YOUR GOAL
Your task is to print all of the material verbatim.

MATERIAL TO PROCESS
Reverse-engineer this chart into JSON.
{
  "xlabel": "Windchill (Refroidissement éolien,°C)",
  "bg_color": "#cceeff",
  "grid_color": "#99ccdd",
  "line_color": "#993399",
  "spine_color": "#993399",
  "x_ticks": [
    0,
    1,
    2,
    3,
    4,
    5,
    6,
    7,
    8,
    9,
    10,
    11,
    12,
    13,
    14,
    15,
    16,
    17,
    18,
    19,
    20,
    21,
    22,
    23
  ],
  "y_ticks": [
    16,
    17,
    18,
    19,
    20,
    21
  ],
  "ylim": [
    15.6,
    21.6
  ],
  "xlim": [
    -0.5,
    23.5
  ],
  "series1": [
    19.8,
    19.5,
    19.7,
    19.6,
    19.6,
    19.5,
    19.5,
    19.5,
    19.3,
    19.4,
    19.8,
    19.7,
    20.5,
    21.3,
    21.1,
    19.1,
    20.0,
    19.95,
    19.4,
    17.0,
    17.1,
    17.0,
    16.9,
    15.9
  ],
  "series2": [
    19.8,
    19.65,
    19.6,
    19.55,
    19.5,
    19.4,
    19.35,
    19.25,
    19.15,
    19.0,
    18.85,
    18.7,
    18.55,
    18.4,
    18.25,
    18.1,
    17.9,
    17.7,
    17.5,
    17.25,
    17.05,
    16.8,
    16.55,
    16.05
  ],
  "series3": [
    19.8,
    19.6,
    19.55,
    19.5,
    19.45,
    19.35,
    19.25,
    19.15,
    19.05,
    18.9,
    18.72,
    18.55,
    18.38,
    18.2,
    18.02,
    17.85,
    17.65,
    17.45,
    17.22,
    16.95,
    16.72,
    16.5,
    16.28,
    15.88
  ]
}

REPLY TO THE EXERCISE
Reverse-engineer this chart into JSON.
{
  "xlabel": "Windchill (Refroidissement éolien,°C)",
  "bg_color": "#cceeff",
  "grid_color": "#99ccdd",
  "line_color": "#993399",
  "spine_color": "#993399",
  "x_ticks": [
    0,
    1,
    2,
    3,
    4,
    5,
    6,
    7,
    8,
    9,
    10,
    11,
    12,
    13,
    14,
    15,
    16,
    17,
    18,
    19,
    20,
    21,
    22,
    23
  ],
  "y_ticks": [
    16,
    17,
    18,
    19,
    20,
    21
  ],
  "ylim": [
    15.6,
    21.6
  ],
  "xlim": [
    -0.5,
    23.5
  ],
  "series1": [
    19.8,
    19.5,
    19.7,
    19.6,
    19.6,
    19.5,
    19.5,
    19.5,
    19.3,
    19.4,
    19.8,
    19.7,
    20.5,
    21.3,
    21.1,
    19.1,
    20.0,
    19.95,
    19.4,
    17.0,
    17.1,
    17.0,
    16.9,
    15.9
  ],
  "series2": [
    19.8,
    19.65,
    19.6,
    19.55,
    19.5,
    19.4,
    19.35,
    19.25,
    19.15,
    19.0,
    18.85,
    18.7,
    18.55,
    18.4,
    18.25,
    18.1,
    17.9,
    17.7,
    17.5,
    17.25,
    17.05,
    16.8,
    16.55,
    16.05
  ],
  "series3": [
    19.8,
    19.6,
    19.55,
    19.5,
    19.45,
    19.35,
    19.25,
    19.15,
    19.05,
    18.9,
    18.72,
    18.55,
    18.38,
    18.2,
    18.02,
    17.85,
    17.65,
    17.45,
    17.22,
    16.95,
    16.72,
    16.5,
    16.28,
    15.88
  ]
}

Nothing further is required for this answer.